### [WORK TO COMPLETE]
Return the number of lines in which the word "axis" appears; add nothing else.

(Items from a data source)

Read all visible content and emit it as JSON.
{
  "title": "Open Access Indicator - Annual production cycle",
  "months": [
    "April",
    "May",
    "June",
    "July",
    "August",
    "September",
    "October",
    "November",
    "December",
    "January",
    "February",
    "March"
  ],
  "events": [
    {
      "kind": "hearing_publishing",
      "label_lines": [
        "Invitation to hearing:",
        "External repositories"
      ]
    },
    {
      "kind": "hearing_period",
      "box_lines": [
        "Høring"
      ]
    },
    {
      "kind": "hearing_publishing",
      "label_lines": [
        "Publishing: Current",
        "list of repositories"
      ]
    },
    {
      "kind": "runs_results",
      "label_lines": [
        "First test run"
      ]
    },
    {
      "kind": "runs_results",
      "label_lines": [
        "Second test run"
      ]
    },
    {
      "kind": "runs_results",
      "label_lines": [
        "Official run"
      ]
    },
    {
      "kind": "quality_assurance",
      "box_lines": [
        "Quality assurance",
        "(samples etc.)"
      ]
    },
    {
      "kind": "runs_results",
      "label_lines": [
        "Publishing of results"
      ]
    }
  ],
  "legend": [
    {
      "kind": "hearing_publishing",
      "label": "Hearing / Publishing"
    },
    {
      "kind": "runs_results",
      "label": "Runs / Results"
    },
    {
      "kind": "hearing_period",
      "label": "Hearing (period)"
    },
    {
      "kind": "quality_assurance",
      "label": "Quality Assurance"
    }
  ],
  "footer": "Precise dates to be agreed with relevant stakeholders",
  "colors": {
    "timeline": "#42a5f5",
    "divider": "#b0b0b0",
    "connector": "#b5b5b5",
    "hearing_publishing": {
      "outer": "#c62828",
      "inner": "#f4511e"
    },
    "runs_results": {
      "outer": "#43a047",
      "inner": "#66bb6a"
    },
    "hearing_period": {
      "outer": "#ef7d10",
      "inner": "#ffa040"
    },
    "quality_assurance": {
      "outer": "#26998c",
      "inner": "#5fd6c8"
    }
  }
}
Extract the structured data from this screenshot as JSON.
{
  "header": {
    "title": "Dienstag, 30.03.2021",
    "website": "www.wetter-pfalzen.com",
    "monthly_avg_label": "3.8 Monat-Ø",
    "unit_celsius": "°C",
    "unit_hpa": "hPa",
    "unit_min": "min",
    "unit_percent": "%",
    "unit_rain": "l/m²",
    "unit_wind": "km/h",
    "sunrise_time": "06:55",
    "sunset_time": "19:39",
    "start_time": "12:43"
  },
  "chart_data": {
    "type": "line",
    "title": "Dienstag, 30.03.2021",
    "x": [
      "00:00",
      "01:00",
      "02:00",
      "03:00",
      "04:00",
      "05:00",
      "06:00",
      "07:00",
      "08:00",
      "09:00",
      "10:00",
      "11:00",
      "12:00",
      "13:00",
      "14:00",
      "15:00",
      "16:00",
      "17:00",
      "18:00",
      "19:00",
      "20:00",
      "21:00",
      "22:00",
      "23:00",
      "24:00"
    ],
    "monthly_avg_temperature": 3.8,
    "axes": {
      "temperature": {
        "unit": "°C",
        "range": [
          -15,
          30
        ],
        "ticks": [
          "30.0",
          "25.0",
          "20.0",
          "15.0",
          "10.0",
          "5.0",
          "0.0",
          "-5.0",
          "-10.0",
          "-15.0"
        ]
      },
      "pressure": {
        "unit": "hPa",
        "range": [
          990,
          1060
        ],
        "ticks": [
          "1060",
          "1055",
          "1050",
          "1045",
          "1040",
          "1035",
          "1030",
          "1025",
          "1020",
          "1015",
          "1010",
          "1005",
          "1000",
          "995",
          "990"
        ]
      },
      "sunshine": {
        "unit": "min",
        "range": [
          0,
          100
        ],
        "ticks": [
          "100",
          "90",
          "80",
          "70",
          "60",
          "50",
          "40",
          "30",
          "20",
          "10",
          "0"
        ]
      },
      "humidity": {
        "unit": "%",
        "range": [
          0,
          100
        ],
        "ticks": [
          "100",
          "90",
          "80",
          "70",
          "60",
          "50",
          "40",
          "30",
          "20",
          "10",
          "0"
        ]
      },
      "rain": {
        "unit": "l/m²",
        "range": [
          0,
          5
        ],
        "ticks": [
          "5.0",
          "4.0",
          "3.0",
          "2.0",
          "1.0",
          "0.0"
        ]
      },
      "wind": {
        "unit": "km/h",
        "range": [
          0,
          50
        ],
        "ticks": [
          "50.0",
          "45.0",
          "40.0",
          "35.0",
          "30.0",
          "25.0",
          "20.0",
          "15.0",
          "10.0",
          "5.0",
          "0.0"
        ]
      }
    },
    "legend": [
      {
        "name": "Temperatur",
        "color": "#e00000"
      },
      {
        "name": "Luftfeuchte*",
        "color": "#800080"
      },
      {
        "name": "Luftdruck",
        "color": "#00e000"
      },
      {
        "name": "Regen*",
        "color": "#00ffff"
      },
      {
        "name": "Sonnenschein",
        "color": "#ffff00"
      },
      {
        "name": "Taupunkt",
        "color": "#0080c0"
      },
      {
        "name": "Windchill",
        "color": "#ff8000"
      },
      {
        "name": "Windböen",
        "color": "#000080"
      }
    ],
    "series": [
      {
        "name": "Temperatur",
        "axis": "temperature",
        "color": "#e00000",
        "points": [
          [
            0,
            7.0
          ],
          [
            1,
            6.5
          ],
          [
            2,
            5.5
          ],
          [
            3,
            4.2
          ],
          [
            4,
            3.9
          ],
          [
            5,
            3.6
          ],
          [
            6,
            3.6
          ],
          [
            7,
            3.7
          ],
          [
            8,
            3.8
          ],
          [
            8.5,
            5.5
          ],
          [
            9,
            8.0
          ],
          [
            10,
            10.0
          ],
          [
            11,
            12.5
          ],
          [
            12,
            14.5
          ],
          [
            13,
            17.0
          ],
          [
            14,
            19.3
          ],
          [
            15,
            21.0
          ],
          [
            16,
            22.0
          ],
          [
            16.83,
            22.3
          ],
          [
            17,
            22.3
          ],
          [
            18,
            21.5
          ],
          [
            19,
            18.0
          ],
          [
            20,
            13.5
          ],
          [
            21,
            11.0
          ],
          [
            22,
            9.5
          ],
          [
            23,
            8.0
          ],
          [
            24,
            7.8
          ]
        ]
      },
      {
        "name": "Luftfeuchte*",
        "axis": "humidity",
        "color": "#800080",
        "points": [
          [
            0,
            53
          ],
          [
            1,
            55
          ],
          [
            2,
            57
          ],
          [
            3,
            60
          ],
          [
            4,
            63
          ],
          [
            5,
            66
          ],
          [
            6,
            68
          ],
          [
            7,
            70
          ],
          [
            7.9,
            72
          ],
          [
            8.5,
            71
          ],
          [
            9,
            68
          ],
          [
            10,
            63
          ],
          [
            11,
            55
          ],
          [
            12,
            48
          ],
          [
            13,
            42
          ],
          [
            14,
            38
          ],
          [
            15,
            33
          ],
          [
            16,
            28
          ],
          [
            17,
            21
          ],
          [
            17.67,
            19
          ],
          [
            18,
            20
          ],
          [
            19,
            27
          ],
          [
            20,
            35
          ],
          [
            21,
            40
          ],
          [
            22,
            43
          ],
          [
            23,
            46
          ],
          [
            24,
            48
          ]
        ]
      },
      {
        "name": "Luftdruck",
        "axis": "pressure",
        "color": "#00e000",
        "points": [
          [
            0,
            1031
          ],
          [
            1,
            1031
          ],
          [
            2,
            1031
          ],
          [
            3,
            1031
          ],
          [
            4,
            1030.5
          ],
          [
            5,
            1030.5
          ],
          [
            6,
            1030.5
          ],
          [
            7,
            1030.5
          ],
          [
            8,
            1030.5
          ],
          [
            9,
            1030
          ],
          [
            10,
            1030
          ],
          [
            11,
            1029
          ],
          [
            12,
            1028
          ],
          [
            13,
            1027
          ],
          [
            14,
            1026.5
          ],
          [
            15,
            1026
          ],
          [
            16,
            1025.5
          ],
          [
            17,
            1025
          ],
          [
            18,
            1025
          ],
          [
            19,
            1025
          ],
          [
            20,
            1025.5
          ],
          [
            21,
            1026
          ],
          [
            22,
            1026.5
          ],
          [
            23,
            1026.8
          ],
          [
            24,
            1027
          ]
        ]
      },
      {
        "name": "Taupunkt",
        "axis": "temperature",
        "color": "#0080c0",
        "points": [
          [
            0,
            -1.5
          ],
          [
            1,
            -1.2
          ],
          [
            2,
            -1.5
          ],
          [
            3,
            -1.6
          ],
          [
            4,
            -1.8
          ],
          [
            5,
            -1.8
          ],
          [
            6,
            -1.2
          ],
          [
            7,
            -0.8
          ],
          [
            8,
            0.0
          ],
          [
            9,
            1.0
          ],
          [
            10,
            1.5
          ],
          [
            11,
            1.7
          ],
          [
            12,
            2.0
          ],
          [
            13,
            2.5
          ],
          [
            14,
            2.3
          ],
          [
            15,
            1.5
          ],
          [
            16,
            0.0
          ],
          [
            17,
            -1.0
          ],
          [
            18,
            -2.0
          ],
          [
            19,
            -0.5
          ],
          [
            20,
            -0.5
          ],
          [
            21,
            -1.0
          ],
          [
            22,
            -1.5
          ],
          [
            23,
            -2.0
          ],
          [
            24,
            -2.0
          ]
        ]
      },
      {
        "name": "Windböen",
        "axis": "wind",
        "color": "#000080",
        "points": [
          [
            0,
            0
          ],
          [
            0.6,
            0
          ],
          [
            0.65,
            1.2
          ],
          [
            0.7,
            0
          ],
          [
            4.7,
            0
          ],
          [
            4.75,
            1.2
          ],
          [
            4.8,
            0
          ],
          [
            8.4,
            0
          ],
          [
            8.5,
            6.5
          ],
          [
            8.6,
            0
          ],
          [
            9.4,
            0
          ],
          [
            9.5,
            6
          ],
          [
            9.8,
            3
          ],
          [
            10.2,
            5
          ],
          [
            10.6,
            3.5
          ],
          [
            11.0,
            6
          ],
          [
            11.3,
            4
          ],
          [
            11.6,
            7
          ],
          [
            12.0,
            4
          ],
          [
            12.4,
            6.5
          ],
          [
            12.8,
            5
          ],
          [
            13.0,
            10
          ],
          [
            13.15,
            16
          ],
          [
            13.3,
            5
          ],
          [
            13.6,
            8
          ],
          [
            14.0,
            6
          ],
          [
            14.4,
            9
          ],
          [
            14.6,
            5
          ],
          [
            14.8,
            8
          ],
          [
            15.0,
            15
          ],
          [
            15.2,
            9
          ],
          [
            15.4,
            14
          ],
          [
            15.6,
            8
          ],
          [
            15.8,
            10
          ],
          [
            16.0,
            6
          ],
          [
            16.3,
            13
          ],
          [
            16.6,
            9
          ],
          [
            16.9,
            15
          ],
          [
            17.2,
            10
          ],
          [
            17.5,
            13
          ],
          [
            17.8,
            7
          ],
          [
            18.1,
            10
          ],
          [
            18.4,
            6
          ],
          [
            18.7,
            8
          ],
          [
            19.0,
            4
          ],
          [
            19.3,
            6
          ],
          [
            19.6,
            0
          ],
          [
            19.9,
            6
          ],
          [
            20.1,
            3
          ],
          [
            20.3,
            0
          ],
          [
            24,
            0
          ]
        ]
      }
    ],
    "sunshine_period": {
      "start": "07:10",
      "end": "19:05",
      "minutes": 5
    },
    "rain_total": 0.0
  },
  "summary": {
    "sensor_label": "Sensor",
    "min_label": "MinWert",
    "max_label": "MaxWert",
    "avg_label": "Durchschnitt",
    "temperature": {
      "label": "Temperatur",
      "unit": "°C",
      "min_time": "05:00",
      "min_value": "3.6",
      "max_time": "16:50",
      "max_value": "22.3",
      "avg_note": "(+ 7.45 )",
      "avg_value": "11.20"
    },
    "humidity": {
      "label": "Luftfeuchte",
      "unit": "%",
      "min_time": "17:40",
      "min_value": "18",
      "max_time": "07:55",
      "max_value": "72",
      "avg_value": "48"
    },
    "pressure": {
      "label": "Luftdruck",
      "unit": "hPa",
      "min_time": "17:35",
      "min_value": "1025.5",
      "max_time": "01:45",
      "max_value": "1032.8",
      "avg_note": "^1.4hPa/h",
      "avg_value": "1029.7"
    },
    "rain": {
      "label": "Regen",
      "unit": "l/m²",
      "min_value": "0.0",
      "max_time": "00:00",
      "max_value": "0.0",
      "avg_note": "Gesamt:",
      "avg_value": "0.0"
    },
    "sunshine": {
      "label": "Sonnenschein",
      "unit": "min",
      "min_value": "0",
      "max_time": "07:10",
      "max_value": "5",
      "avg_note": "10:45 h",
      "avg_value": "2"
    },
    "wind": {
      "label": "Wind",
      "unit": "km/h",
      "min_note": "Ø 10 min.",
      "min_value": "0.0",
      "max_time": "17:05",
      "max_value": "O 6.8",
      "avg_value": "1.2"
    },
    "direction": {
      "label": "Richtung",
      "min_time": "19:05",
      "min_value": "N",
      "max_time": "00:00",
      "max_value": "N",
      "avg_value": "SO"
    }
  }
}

### [FINISHED TASK]
5